- REQUIREMENT
Read through the data and count the lines that contain the string "image"; give only the result.

* BEGIN SUPPLIED INFORMATION *

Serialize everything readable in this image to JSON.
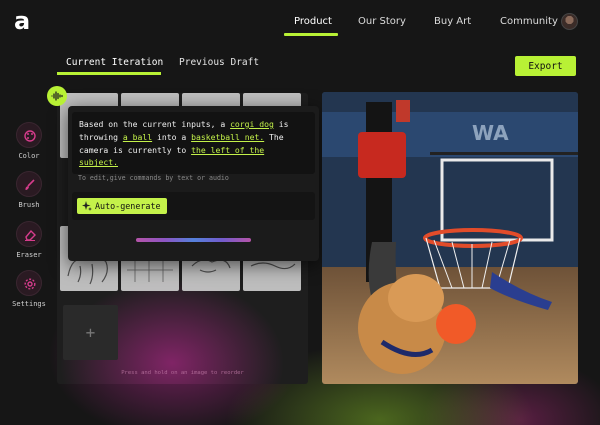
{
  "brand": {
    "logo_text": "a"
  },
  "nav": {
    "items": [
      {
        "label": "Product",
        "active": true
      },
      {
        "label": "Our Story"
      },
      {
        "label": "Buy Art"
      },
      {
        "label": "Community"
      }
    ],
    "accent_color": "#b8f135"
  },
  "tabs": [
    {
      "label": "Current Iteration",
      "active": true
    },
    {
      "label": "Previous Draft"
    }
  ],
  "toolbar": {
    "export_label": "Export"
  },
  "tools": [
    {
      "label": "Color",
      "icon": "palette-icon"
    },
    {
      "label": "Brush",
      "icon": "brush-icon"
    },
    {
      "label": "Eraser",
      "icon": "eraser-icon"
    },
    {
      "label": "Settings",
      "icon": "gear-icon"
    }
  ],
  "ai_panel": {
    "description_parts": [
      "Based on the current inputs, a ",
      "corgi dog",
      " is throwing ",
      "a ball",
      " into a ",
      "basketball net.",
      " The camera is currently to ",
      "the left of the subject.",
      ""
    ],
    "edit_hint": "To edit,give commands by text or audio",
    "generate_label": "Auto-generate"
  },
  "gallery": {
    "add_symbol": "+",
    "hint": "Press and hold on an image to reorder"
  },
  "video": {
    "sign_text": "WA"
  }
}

* END SUPPLIED INFORMATION *

- RESULT OF THE TASK
2